**WHAT YOU NEED TO DO**
Wherever a line below holds the word "الاصطناعي", copy that line.

**Data entries**
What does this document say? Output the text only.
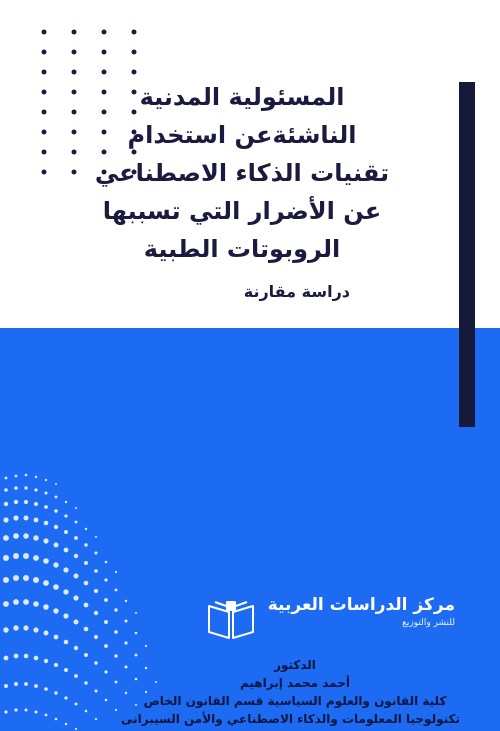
المسئولية المدنية
الناشئةعن استخدام
تقنيات الذكاء الاصطناعي
عن الأضرار التي تسببها
الروبوتات الطبية
دراسة مقارنة
الدكتور
أحمد محمد إبراهيم
كلية القانون والعلوم السياسية قسم القانون الخاص
تكنولوجيا المعلومات والذكاء الاصطناعي والأمن السيبرانى
مركز الدراسات العربية
للنشر والتوزيع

**OUTPUT OF THE TASK**
تقنيات الذكاء الاصطناعي
تكنولوجيا المعلومات والذكاء الاصطناعي والأمن السيبرانى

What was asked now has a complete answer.